• **GIVEN EXERCISE**
Make an exact copy of the listing below.
--- BEGIN RAW RECORDS ---
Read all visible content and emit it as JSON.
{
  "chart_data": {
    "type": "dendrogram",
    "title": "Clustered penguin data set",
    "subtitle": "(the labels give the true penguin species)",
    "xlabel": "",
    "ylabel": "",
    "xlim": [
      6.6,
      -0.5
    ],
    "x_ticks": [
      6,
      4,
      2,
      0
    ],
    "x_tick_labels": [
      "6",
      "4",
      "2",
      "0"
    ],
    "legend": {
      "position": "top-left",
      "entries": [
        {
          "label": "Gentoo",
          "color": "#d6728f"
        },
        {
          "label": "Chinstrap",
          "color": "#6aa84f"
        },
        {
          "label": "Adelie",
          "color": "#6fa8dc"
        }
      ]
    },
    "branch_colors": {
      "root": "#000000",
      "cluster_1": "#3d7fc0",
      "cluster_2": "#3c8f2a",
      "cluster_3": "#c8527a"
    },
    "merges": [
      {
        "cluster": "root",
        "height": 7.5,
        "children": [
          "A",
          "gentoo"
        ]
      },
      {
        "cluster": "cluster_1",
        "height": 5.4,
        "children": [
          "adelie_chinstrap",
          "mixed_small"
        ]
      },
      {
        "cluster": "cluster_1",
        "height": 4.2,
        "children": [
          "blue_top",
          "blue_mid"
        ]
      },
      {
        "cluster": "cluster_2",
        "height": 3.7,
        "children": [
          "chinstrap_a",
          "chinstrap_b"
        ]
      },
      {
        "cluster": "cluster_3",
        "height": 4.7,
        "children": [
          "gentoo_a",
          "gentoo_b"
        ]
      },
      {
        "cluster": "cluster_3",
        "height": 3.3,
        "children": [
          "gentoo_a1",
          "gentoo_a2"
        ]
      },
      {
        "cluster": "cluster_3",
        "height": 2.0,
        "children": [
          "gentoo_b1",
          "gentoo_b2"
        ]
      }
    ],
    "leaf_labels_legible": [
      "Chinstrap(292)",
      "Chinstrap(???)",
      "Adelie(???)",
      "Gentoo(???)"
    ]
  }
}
--- END RAW RECORDS ---
• **EXERCISE RESULT**
Read all visible content and emit it as JSON.
{
  "chart_data": {
    "type": "dendrogram",
    "title": "Clustered penguin data set",
    "subtitle": "(the labels give the true penguin species)",
    "xlabel": "",
    "ylabel": "",
    "xlim": [
      6.6,
      -0.5
    ],
    "x_ticks": [
      6,
      4,
      2,
      0
    ],
    "x_tick_labels": [
      "6",
      "4",
      "2",
      "0"
    ],
    "legend": {
      "position": "top-left",
      "entries": [
        {
          "label": "Gentoo",
          "color": "#d6728f"
        },
        {
          "label": "Chinstrap",
          "color": "#6aa84f"
        },
        {
          "label": "Adelie",
          "color": "#6fa8dc"
        }
      ]
    },
    "branch_colors": {
      "root": "#000000",
      "cluster_1": "#3d7fc0",
      "cluster_2": "#3c8f2a",
      "cluster_3": "#c8527a"
    },
    "merges": [
      {
        "cluster": "root",
        "height": 7.5,
        "children": [
          "A",
          "gentoo"
        ]
      },
      {
        "cluster": "cluster_1",
        "height": 5.4,
        "children": [
          "adelie_chinstrap",
          "mixed_small"
        ]
      },
      {
        "cluster": "cluster_1",
        "height": 4.2,
        "children": [
          "blue_top",
          "blue_mid"
        ]
      },
      {
        "cluster": "cluster_2",
        "height": 3.7,
        "children": [
          "chinstrap_a",
          "chinstrap_b"
        ]
      },
      {
        "cluster": "cluster_3",
        "height": 4.7,
        "children": [
          "gentoo_a",
          "gentoo_b"
        ]
      },
      {
        "cluster": "cluster_3",
        "height": 3.3,
        "children": [
          "gentoo_a1",
          "gentoo_a2"
        ]
      },
      {
        "cluster": "cluster_3",
        "height": 2.0,
        "children": [
          "gentoo_b1",
          "gentoo_b2"
        ]
      }
    ],
    "leaf_labels_legible": [
      "Chinstrap(292)",
      "Chinstrap(???)",
      "Adelie(???)",
      "Gentoo(???)"
    ]
  }
}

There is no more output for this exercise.